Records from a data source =
━━━━━━━━

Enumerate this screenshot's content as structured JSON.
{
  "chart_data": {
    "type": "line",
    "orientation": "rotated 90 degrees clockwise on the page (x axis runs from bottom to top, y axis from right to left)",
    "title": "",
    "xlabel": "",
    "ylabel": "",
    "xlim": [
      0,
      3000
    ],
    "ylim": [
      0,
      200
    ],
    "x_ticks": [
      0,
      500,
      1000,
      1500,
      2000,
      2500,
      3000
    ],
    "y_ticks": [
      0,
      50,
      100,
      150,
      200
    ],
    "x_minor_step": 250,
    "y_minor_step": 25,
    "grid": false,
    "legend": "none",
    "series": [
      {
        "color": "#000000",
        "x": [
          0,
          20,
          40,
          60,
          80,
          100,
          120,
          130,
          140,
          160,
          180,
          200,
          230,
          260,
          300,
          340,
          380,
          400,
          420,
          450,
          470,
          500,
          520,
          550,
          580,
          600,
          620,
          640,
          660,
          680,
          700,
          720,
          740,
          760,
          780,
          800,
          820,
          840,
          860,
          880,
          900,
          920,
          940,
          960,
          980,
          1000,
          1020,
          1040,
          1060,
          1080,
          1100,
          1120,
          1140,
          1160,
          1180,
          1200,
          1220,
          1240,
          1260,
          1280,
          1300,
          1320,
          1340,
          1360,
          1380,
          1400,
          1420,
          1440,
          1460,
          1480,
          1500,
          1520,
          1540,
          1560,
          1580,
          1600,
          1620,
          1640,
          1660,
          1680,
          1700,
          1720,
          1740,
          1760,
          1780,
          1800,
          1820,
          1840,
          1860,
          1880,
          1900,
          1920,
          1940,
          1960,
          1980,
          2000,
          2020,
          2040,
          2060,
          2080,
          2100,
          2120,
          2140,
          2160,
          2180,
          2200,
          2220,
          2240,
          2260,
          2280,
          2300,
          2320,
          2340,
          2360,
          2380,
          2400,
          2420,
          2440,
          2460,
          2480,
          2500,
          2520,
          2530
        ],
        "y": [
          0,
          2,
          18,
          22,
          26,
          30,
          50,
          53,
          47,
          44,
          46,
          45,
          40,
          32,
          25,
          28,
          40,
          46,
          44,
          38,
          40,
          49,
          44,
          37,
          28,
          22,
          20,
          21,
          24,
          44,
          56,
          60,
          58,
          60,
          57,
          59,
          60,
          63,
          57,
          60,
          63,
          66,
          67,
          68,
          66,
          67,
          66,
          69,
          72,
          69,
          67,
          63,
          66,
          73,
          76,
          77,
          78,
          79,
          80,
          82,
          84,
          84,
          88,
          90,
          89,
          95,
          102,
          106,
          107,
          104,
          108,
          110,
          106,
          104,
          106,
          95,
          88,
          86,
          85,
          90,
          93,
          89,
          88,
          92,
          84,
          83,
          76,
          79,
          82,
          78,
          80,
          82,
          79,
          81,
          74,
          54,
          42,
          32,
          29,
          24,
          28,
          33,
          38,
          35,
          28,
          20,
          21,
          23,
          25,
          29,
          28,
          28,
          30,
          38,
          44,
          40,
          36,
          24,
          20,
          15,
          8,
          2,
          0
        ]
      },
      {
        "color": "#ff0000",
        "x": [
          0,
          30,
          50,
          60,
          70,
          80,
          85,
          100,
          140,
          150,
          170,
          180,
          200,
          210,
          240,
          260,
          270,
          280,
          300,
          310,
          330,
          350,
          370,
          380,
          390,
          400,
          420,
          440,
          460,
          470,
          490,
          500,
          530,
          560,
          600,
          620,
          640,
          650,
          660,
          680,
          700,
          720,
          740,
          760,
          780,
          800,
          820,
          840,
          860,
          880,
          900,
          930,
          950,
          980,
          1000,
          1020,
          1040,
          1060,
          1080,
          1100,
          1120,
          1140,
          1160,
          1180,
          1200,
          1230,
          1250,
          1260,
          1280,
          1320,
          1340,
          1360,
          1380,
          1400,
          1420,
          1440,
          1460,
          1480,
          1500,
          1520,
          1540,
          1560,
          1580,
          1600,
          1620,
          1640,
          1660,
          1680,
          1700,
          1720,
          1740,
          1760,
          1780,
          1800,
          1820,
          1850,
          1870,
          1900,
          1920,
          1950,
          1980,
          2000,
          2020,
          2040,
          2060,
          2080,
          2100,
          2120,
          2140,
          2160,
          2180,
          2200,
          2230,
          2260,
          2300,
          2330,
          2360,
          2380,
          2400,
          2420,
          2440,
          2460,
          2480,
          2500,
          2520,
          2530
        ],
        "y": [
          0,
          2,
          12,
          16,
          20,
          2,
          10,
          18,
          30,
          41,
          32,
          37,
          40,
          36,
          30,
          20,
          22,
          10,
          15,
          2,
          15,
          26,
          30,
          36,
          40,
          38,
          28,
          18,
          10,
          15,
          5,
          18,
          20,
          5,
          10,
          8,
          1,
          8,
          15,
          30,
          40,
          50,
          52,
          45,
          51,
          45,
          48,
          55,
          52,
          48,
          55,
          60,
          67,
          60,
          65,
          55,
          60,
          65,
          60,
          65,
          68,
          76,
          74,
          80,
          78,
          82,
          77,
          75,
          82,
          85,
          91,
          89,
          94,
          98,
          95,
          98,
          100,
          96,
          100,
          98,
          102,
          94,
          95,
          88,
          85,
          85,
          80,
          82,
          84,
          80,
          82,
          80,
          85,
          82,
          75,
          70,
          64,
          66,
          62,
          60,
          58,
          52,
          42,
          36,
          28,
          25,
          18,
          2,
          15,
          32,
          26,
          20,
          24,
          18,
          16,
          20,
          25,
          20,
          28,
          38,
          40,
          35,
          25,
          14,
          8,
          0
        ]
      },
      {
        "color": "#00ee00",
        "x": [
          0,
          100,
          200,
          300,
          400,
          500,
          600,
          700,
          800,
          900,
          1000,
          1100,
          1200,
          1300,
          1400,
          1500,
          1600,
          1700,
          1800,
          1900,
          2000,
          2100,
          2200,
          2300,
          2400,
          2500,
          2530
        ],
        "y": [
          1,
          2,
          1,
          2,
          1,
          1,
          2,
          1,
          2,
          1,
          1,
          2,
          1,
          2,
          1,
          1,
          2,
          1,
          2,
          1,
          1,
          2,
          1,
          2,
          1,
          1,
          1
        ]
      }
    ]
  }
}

━━━━━━━━

Pick out every line holding the string "color" and return it.

Answer to this problem =
        "color": "#000000",
        "color": "#ff0000",
        "color": "#00ee00",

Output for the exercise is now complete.